◆ Exercise ◆
Omit all pictures, then retype exactly the lines from the one that contains "What does this" through the end of the listing.

◆ Dataset ◆
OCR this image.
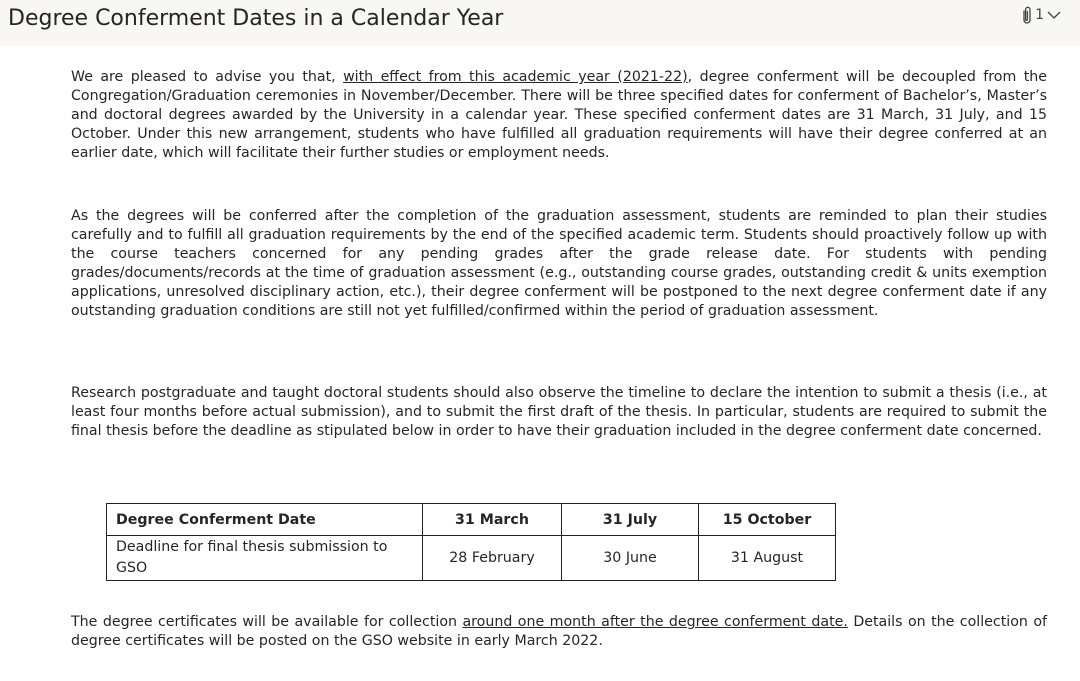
Degree Conferment Dates in a Calendar Year	1

We are pleased to advise you that, with effect from this academic year (2021-22), degree conferment will be decoupled from the Congregation/Graduation ceremonies in November/December. There will be three specified dates for conferment of Bachelor’s, Master’s and doctoral degrees awarded by the University in a calendar year. These specified conferment dates are 31 March, 31 July, and 15 October. Under this new arrangement, students who have fulfilled all graduation requirements will have their degree conferred at an earlier date, which will facilitate their further studies or employment needs.

As the degrees will be conferred after the completion of the graduation assessment, students are reminded to plan their studies carefully and to fulfill all graduation requirements by the end of the specified academic term. Students should proactively follow up with the course teachers concerned for any pending grades after the grade release date. For students with pending grades/documents/records at the time of graduation assessment (e.g., outstanding course grades, outstanding credit & units exemption applications, unresolved disciplinary action, etc.), their degree conferment will be postponed to the next degree conferment date if any outstanding graduation conditions are still not yet fulfilled/confirmed within the period of graduation assessment.

Research postgraduate and taught doctoral students should also observe the timeline to declare the intention to submit a thesis (i.e., at least four months before actual submission), and to submit the first draft of the thesis. In particular, students are required to submit the final thesis before the deadline as stipulated below in order to have their graduation included in the degree conferment date concerned.

Degree Conferment Date	31 March	31 July	15 October
Deadline for final thesis submission to GSO	28 February	30 June	31 August

The degree certificates will be available for collection around one month after the degree conferment date. Details on the collection of degree certificates will be posted on the GSO website in early March 2022.
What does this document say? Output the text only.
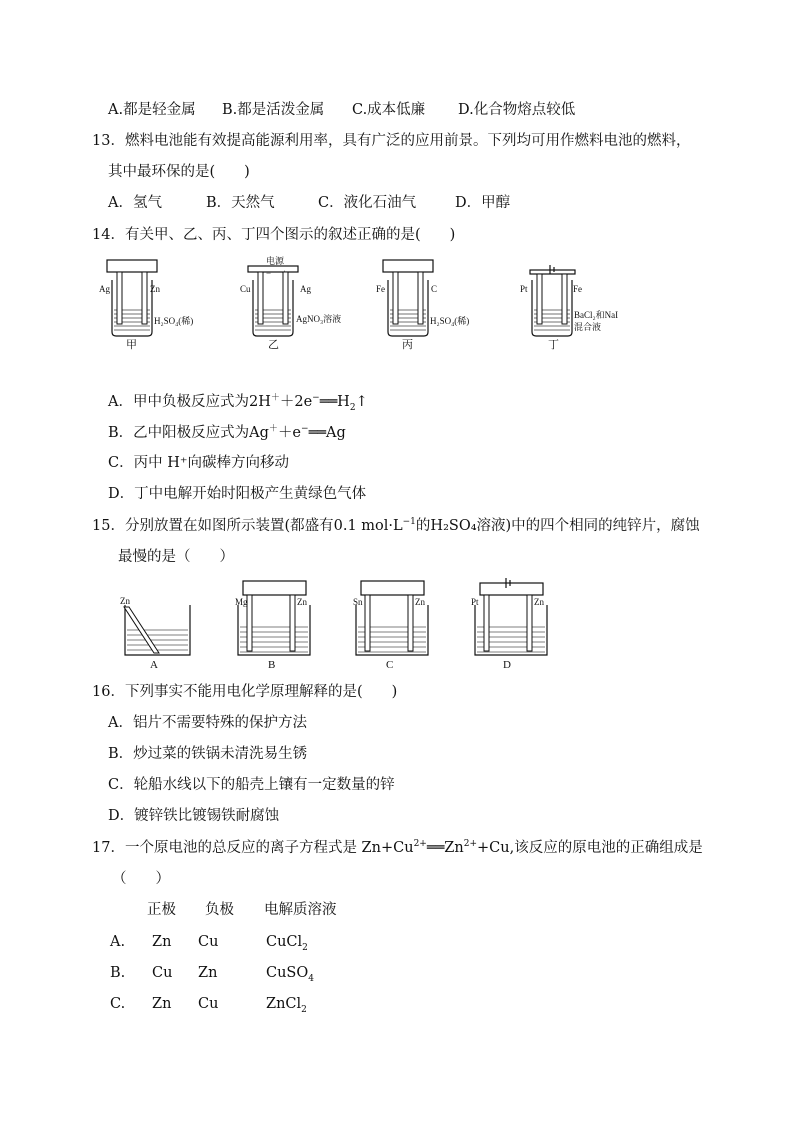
A.都是轻金属 B.都是活泼金属 C.成本低廉 D.化合物熔点较低
13．燃料电池能有效提高能源利用率，具有广泛的应用前景。下列均可用作燃料电池的燃料，
其中最环保的是(　　)
A．氢气	B．天然气	C．液化石油气	D．甲醇
14．有关甲、乙、丙、丁四个图示的叙述正确的是(　　)
Ag	Zn
H₂SO₄(稀)
甲
电源
−
Cu	Ag
AgNO₃溶液
乙
Fe	C
H₂SO₄(稀)
丙
Pt	Fe
BaCl₂和NaI
混合液
丁
A．甲中负极反应式为$2H^++2e^-══H_2↑$
B．乙中阳极反应式为Ag＋＋e−══Ag
C．丙中 H⁺向碳棒方向移动
D．丁中电解开始时阳极产生黄绿色气体
15．分别放置在如图所示装置(都盛有0.1 $mol\cdot L^{-1}$的H₂SO₄溶液)中的四个相同的纯锌片，腐蚀
最慢的是（　　）
Zn
A
Mg	Zn
B
Sn	Zn
C
Pt	Zn
D
16．下列事实不能用电化学原理解释的是(　　)
A．铝片不需要特殊的保护方法
B．炒过菜的铁锅未清洗易生锈
C．轮船水线以下的船壳上镶有一定数量的锌
D．镀锌铁比镀锡铁耐腐蚀
17．一个原电池的总反应的离子方程式是 $Zn+Cu^{2+}══Zn^{2+}+Cu$,该反应的原电池的正确组成是
（　　）
正极 负极 电解质溶液
A. Zn Cu	CuCl$_2$
B. Cu Zn	CuSO$_4$
C. Zn Cu	ZnCl$_2$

◆ Output below ◆
What does this document say? Output the text only.
A.都是轻金属 B.都是活泼金属 C.成本低廉 D.化合物熔点较低
13．燃料电池能有效提高能源利用率，具有广泛的应用前景。下列均可用作燃料电池的燃料，
其中最环保的是(　　)
A．氢气	B．天然气	C．液化石油气	D．甲醇
14．有关甲、乙、丙、丁四个图示的叙述正确的是(　　)
Ag	Zn
H₂SO₄(稀)
甲
电源
−
Cu	Ag
AgNO₃溶液
乙
Fe	C
H₂SO₄(稀)
丙
Pt	Fe
BaCl₂和NaI
混合液
丁
A．甲中负极反应式为$2H^++2e^-══H_2↑$
B．乙中阳极反应式为Ag＋＋e−══Ag
C．丙中 H⁺向碳棒方向移动
D．丁中电解开始时阳极产生黄绿色气体
15．分别放置在如图所示装置(都盛有0.1 $mol\cdot L^{-1}$的H₂SO₄溶液)中的四个相同的纯锌片，腐蚀
最慢的是（　　）
Zn
A
Mg	Zn
B
Sn	Zn
C
Pt	Zn
D
16．下列事实不能用电化学原理解释的是(　　)
A．铝片不需要特殊的保护方法
B．炒过菜的铁锅未清洗易生锈
C．轮船水线以下的船壳上镶有一定数量的锌
D．镀锌铁比镀锡铁耐腐蚀
17．一个原电池的总反应的离子方程式是 $Zn+Cu^{2+}══Zn^{2+}+Cu$,该反应的原电池的正确组成是
（　　）
正极 负极 电解质溶液
A. Zn Cu	CuCl$_2$
B. Cu Zn	CuSO$_4$
C. Zn Cu	ZnCl$_2$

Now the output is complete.